== Written problem ==
Each line below should be reproduced without any alteration.

== Supplied material ==

◇ ◇ ◇ ◇ ◇ ◇ ◇

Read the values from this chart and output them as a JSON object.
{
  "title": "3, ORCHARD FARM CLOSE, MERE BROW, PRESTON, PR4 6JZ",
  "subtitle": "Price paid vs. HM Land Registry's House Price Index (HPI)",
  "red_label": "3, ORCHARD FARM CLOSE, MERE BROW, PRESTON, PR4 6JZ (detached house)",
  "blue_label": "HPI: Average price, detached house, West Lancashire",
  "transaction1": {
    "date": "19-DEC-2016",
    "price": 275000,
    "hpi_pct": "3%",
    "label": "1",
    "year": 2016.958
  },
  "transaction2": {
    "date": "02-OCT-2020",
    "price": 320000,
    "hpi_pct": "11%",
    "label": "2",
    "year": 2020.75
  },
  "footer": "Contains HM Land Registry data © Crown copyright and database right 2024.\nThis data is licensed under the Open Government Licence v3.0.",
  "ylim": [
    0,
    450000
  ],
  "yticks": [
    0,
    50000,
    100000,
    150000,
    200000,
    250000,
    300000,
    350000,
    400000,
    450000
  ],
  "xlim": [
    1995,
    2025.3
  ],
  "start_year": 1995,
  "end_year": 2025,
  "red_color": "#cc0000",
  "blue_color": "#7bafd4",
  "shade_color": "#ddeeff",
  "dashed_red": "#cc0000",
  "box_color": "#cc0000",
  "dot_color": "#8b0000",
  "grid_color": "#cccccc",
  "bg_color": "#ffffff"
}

◇ ◇ ◇ ◇ ◇ ◇ ◇

== Reply ==
Read the values from this chart and output them as a JSON object.
{
  "title": "3, ORCHARD FARM CLOSE, MERE BROW, PRESTON, PR4 6JZ",
  "subtitle": "Price paid vs. HM Land Registry's House Price Index (HPI)",
  "red_label": "3, ORCHARD FARM CLOSE, MERE BROW, PRESTON, PR4 6JZ (detached house)",
  "blue_label": "HPI: Average price, detached house, West Lancashire",
  "transaction1": {
    "date": "19-DEC-2016",
    "price": 275000,
    "hpi_pct": "3%",
    "label": "1",
    "year": 2016.958
  },
  "transaction2": {
    "date": "02-OCT-2020",
    "price": 320000,
    "hpi_pct": "11%",
    "label": "2",
    "year": 2020.75
  },
  "footer": "Contains HM Land Registry data © Crown copyright and database right 2024.\nThis data is licensed under the Open Government Licence v3.0.",
  "ylim": [
    0,
    450000
  ],
  "yticks": [
    0,
    50000,
    100000,
    150000,
    200000,
    250000,
    300000,
    350000,
    400000,
    450000
  ],
  "xlim": [
    1995,
    2025.3
  ],
  "start_year": 1995,
  "end_year": 2025,
  "red_color": "#cc0000",
  "blue_color": "#7bafd4",
  "shade_color": "#ddeeff",
  "dashed_red": "#cc0000",
  "box_color": "#cc0000",
  "dot_color": "#8b0000",
  "grid_color": "#cccccc",
  "bg_color": "#ffffff"
}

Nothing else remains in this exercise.